◆ **EXERCISE DESCRIPTION**:
Take the line containing "Extract the structured" and all lines after it to the end of the records, and output them exactly.

◆ **RECORD EXTRACTS**:
⁂
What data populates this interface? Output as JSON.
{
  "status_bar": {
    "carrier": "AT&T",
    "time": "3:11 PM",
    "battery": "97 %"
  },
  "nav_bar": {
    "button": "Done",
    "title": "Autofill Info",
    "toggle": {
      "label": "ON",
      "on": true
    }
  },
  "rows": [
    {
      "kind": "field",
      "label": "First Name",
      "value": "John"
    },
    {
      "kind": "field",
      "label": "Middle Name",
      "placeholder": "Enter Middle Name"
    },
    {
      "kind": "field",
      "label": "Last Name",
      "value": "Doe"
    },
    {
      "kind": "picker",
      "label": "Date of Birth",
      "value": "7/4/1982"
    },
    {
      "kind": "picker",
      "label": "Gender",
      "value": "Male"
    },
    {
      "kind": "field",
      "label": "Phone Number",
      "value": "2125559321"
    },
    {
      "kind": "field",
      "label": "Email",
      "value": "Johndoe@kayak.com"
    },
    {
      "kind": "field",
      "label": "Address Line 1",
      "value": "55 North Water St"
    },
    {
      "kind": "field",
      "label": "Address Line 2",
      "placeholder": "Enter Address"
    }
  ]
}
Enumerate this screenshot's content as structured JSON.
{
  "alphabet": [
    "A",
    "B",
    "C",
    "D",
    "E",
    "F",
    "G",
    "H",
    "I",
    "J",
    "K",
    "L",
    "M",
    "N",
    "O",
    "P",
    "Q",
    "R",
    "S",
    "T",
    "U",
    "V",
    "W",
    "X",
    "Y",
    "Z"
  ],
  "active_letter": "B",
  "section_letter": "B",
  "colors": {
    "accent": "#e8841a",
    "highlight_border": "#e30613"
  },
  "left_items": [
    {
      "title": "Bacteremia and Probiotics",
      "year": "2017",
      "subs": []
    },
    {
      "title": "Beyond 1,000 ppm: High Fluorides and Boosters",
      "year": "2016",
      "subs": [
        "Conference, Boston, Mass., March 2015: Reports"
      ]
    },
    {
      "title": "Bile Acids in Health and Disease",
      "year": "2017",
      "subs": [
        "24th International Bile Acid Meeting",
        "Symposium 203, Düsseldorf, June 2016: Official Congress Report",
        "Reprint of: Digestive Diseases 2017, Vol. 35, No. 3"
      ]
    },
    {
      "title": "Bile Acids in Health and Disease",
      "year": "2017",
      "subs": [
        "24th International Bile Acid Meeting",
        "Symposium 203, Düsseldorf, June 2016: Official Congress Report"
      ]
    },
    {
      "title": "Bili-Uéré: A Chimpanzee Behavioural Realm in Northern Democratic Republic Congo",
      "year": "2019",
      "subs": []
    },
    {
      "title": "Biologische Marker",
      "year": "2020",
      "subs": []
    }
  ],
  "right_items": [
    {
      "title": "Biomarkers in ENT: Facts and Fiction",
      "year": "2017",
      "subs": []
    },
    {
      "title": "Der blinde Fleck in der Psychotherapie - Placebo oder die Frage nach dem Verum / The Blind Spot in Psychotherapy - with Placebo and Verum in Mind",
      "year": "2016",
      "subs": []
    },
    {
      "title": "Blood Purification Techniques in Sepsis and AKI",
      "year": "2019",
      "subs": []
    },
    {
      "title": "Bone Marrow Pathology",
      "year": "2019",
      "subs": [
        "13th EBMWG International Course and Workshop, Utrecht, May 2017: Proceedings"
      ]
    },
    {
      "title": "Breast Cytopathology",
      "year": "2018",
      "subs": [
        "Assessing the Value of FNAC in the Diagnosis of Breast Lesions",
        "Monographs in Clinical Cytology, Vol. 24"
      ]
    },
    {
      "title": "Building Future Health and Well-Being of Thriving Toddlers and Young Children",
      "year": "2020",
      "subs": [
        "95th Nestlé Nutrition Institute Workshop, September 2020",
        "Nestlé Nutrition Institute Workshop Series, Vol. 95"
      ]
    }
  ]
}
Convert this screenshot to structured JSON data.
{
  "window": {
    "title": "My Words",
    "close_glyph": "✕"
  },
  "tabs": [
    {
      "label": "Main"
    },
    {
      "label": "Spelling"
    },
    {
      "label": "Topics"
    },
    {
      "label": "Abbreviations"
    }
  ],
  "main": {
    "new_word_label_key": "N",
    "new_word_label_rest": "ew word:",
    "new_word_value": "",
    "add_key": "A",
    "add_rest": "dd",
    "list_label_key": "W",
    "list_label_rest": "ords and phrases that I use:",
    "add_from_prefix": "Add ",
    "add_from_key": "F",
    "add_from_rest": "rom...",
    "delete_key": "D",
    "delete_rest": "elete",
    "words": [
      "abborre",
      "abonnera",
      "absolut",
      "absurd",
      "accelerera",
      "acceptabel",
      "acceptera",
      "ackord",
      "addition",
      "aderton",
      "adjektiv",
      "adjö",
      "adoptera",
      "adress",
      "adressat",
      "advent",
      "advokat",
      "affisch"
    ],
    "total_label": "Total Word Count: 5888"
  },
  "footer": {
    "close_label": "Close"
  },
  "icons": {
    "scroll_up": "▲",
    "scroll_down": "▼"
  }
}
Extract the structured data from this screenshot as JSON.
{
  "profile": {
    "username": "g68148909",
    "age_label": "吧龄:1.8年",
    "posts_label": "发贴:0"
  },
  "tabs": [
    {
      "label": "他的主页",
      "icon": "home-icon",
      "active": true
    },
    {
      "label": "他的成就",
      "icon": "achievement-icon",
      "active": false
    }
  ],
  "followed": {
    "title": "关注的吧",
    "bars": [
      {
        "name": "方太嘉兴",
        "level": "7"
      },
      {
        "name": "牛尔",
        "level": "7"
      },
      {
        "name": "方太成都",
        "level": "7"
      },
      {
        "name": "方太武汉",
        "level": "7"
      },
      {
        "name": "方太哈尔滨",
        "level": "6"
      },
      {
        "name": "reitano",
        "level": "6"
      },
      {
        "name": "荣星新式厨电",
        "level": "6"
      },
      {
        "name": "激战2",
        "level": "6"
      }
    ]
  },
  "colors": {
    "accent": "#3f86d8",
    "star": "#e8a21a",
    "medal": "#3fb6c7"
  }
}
⁂
◆ **REPLY**:
Extract the structured data from this screenshot as JSON.
{
  "profile": {
    "username": "g68148909",
    "age_label": "吧龄:1.8年",
    "posts_label": "发贴:0"
  },
  "tabs": [
    {
      "label": "他的主页",
      "icon": "home-icon",
      "active": true
    },
    {
      "label": "他的成就",
      "icon": "achievement-icon",
      "active": false
    }
  ],
  "followed": {
    "title": "关注的吧",
    "bars": [
      {
        "name": "方太嘉兴",
        "level": "7"
      },
      {
        "name": "牛尔",
        "level": "7"
      },
      {
        "name": "方太成都",
        "level": "7"
      },
      {
        "name": "方太武汉",
        "level": "7"
      },
      {
        "name": "方太哈尔滨",
        "level": "6"
      },
      {
        "name": "reitano",
        "level": "6"
      },
      {
        "name": "荣星新式厨电",
        "level": "6"
      },
      {
        "name": "激战2",
        "level": "6"
      }
    ]
  },
  "colors": {
    "accent": "#3f86d8",
    "star": "#e8a21a",
    "medal": "#3fb6c7"
  }
}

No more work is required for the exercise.